Information given
****************************************

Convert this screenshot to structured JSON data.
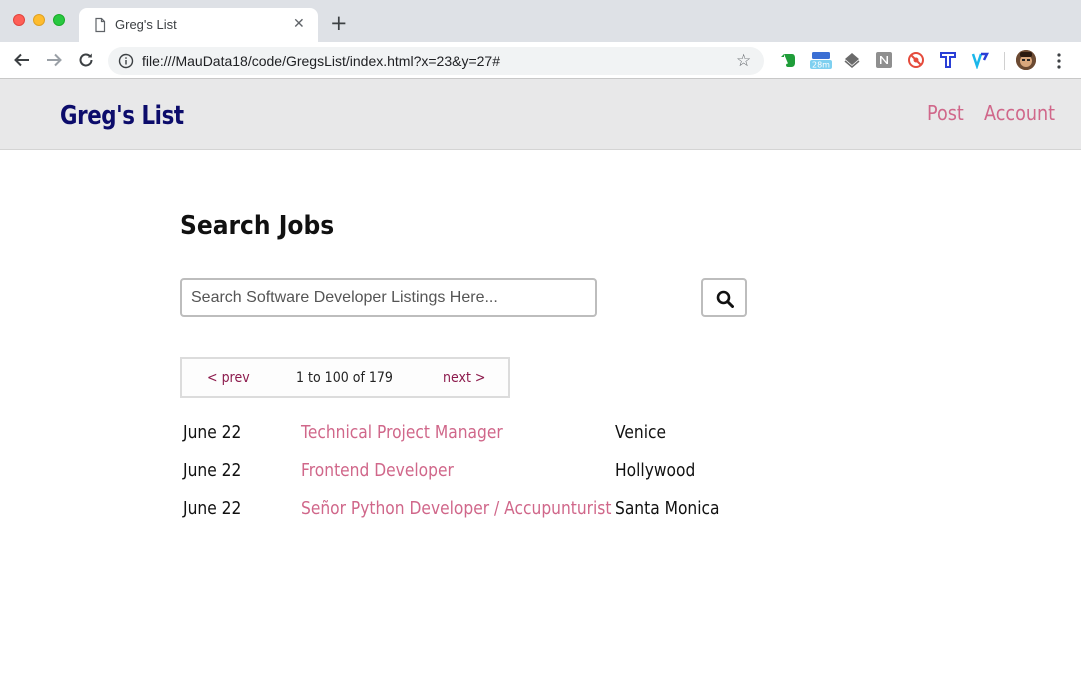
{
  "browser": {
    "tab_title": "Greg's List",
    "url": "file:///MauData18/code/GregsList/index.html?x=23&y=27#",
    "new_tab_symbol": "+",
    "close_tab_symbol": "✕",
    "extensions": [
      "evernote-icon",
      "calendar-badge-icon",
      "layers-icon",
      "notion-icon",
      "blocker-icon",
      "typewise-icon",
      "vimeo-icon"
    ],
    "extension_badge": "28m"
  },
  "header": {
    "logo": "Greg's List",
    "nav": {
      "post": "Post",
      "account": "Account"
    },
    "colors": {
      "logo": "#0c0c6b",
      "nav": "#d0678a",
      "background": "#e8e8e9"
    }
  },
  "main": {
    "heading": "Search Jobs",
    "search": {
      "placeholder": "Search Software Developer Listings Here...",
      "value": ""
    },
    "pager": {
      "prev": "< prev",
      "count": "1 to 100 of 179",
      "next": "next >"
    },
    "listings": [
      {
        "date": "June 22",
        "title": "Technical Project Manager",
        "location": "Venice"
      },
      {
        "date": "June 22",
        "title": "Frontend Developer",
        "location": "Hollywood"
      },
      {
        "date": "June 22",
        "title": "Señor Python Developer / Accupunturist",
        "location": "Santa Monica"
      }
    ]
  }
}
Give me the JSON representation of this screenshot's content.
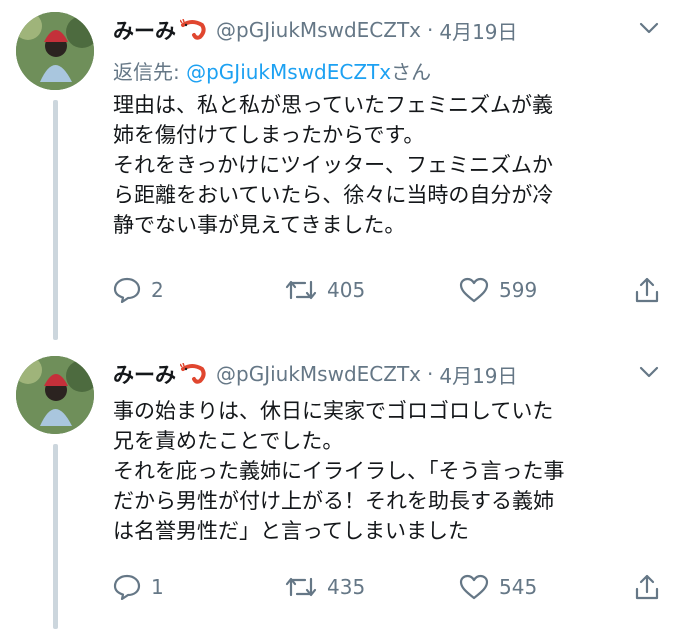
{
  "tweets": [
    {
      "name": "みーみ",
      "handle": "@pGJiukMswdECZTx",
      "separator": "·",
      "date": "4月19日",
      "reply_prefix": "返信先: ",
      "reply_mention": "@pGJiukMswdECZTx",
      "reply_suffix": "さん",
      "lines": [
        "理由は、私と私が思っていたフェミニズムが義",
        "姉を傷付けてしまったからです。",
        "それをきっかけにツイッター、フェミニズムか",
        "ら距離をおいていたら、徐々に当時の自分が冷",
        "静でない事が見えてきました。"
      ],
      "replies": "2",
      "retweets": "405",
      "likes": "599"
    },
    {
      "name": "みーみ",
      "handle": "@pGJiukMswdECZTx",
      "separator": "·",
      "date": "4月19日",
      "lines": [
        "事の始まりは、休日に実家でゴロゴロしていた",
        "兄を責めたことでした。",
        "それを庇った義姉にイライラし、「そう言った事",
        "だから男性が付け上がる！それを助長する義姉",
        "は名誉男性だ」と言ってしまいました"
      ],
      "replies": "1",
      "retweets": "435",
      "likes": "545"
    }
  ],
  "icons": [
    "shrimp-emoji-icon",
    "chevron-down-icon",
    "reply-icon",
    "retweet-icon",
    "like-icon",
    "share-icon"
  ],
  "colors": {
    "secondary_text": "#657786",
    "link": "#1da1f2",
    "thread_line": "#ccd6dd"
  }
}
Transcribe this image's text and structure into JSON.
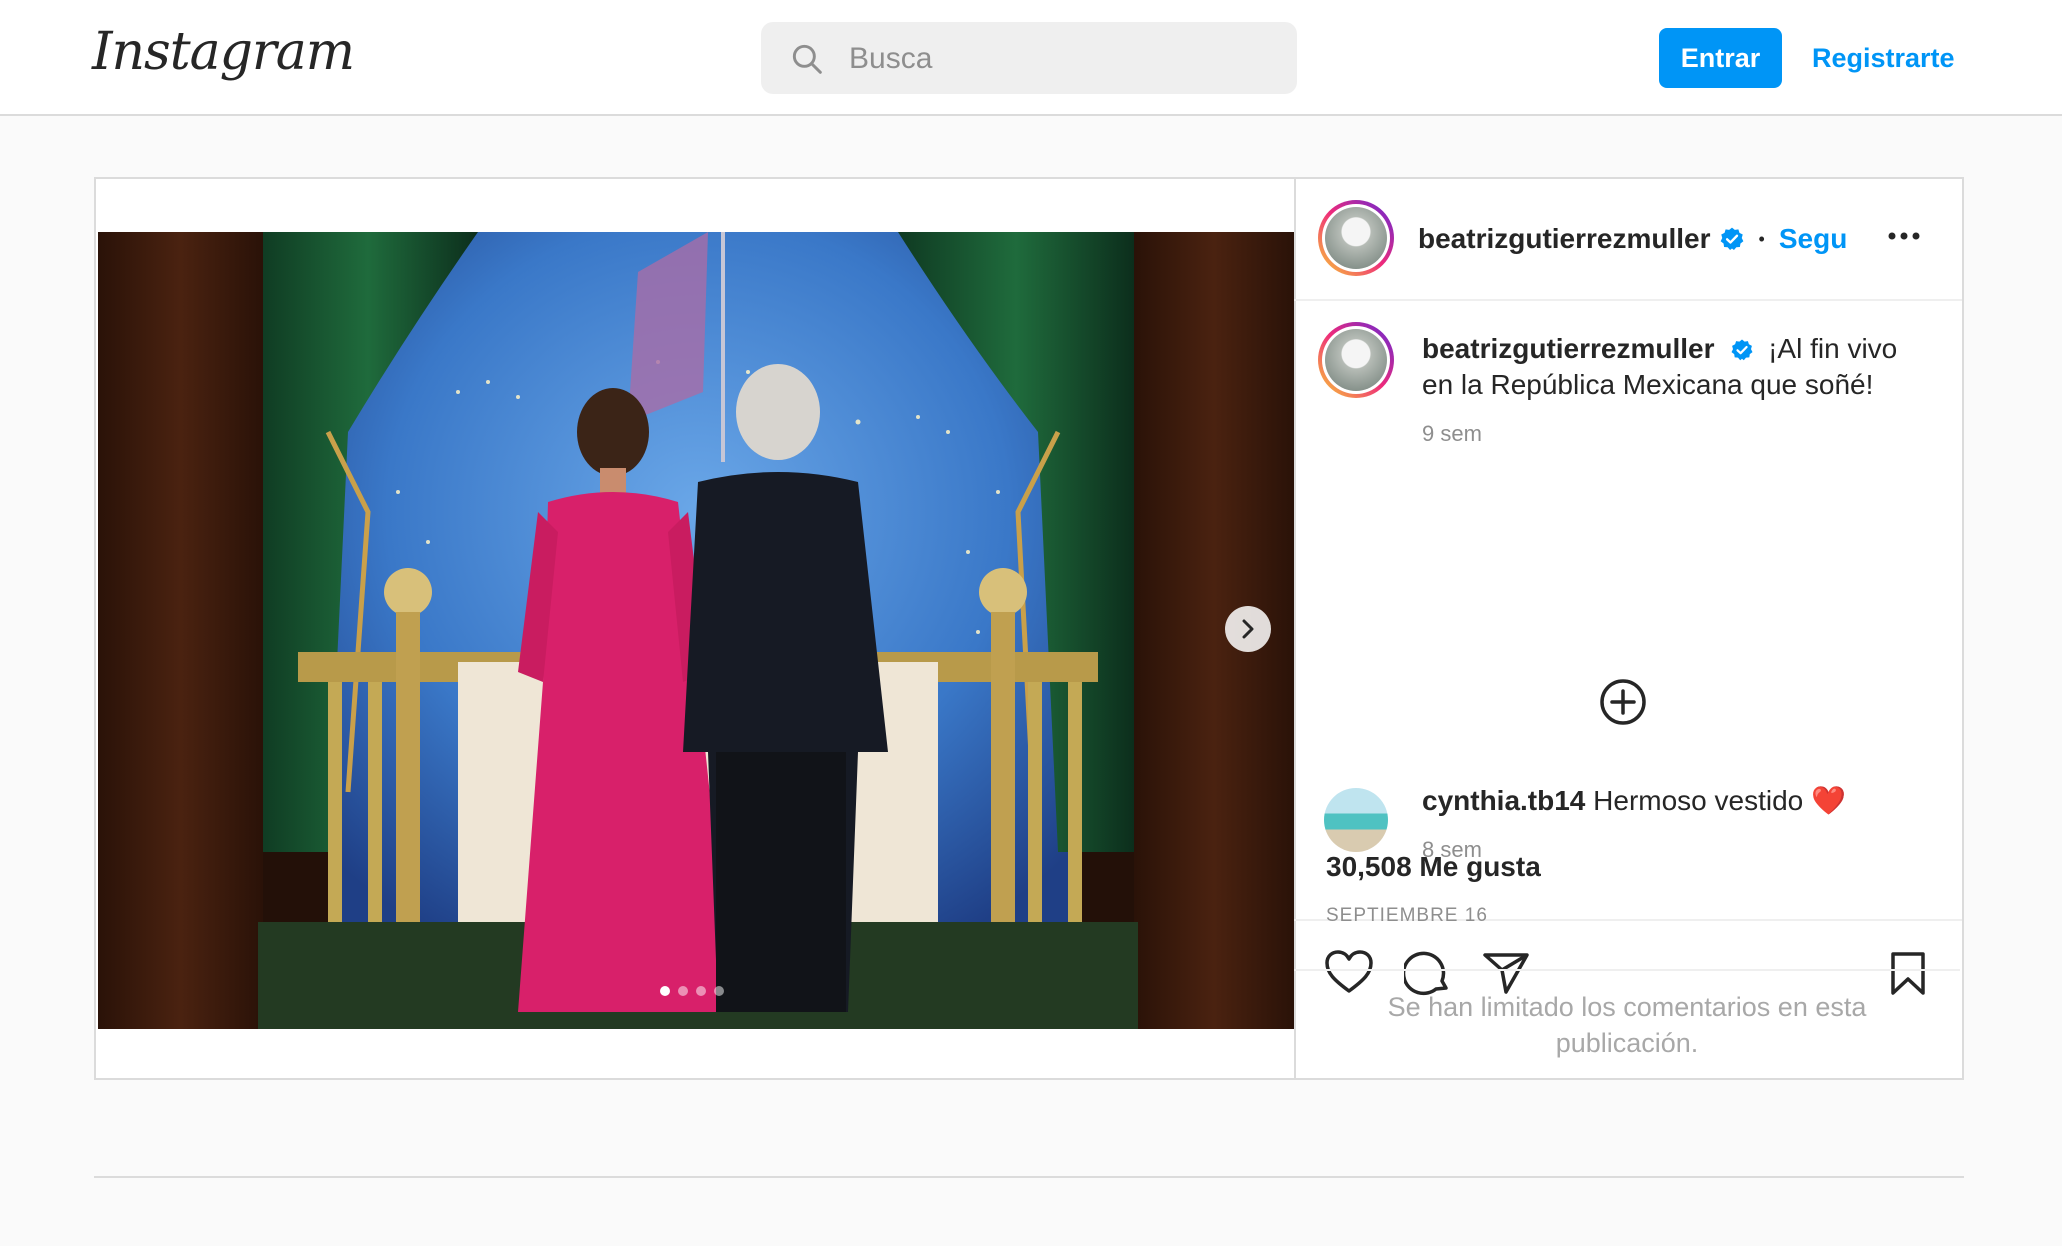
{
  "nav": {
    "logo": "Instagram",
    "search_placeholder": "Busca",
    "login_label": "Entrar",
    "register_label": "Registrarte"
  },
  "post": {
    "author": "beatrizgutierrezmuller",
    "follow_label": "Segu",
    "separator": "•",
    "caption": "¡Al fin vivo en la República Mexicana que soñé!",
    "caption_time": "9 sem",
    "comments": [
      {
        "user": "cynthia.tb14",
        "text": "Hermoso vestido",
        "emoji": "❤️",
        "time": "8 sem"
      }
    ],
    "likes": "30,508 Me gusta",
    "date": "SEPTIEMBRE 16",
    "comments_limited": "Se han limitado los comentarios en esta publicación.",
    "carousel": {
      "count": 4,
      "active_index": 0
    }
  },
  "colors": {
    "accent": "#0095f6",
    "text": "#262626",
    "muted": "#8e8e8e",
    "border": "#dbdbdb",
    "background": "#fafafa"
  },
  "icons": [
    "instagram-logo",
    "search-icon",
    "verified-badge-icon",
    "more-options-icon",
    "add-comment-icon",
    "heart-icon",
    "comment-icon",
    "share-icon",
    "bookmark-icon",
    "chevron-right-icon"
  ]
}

****************************************

Exercise
Copy the records above exactly, leaving out every picture.

Completed exercise
Convert this screenshot to structured JSON data.
{
  "browser": {
    "tab_title": "Greg's List",
    "url": "file:///MauData18/code/GregsList/index.html?x=23&y=27#",
    "new_tab_symbol": "+",
    "close_tab_symbol": "✕",
    "extensions": [
      "evernote-icon",
      "calendar-badge-icon",
      "layers-icon",
      "notion-icon",
      "blocker-icon",
      "typewise-icon",
      "vimeo-icon"
    ],
    "extension_badge": "28m"
  },
  "header": {
    "logo": "Greg's List",
    "nav": {
      "post": "Post",
      "account": "Account"
    },
    "colors": {
      "logo": "#0c0c6b",
      "nav": "#d0678a",
      "background": "#e8e8e9"
    }
  },
  "main": {
    "heading": "Search Jobs",
    "search": {
      "placeholder": "Search Software Developer Listings Here...",
      "value": ""
    },
    "pager": {
      "prev": "< prev",
      "count": "1 to 100 of 179",
      "next": "next >"
    },
    "listings": [
      {
        "date": "June 22",
        "title": "Technical Project Manager",
        "location": "Venice"
      },
      {
        "date": "June 22",
        "title": "Frontend Developer",
        "location": "Hollywood"
      },
      {
        "date": "June 22",
        "title": "Señor Python Developer / Accupunturist",
        "location": "Santa Monica"
      }
    ]
  }
}
Give me the JSON representation of this screenshot's content.
{
  "tweets": [
    {
      "name": "みーみ",
      "handle": "@pGJiukMswdECZTx",
      "separator": "·",
      "date": "4月19日",
      "reply_prefix": "返信先: ",
      "reply_mention": "@pGJiukMswdECZTx",
      "reply_suffix": "さん",
      "lines": [
        "理由は、私と私が思っていたフェミニズムが義",
        "姉を傷付けてしまったからです。",
        "それをきっかけにツイッター、フェミニズムか",
        "ら距離をおいていたら、徐々に当時の自分が冷",
        "静でない事が見えてきました。"
      ],
      "replies": "2",
      "retweets": "405",
      "likes": "599"
    },
    {
      "name": "みーみ",
      "handle": "@pGJiukMswdECZTx",
      "separator": "·",
      "date": "4月19日",
      "lines": [
        "事の始まりは、休日に実家でゴロゴロしていた",
        "兄を責めたことでした。",
        "それを庇った義姉にイライラし、「そう言った事",
        "だから男性が付け上がる！それを助長する義姉",
        "は名誉男性だ」と言ってしまいました"
      ],
      "replies": "1",
      "retweets": "435",
      "likes": "545"
    }
  ],
  "icons": [
    "shrimp-emoji-icon",
    "chevron-down-icon",
    "reply-icon",
    "retweet-icon",
    "like-icon",
    "share-icon"
  ],
  "colors": {
    "secondary_text": "#657786",
    "link": "#1da1f2",
    "thread_line": "#ccd6dd"
  }
}
Transcribe this image's text and structure into JSON.
{
  "nav": {
    "logo": "Instagram",
    "search_placeholder": "Busca",
    "login_label": "Entrar",
    "register_label": "Registrarte"
  },
  "post": {
    "author": "beatrizgutierrezmuller",
    "follow_label": "Segu",
    "separator": "•",
    "caption": "¡Al fin vivo en la República Mexicana que soñé!",
    "caption_time": "9 sem",
    "comments": [
      {
        "user": "cynthia.tb14",
        "text": "Hermoso vestido",
        "emoji": "❤️",
        "time": "8 sem"
      }
    ],
    "likes": "30,508 Me gusta",
    "date": "SEPTIEMBRE 16",
    "comments_limited": "Se han limitado los comentarios en esta publicación.",
    "carousel": {
      "count": 4,
      "active_index": 0
    }
  },
  "colors": {
    "accent": "#0095f6",
    "text": "#262626",
    "muted": "#8e8e8e",
    "border": "#dbdbdb",
    "background": "#fafafa"
  },
  "icons": [
    "instagram-logo",
    "search-icon",
    "verified-badge-icon",
    "more-options-icon",
    "add-comment-icon",
    "heart-icon",
    "comment-icon",
    "share-icon",
    "bookmark-icon",
    "chevron-right-icon"
  ]
}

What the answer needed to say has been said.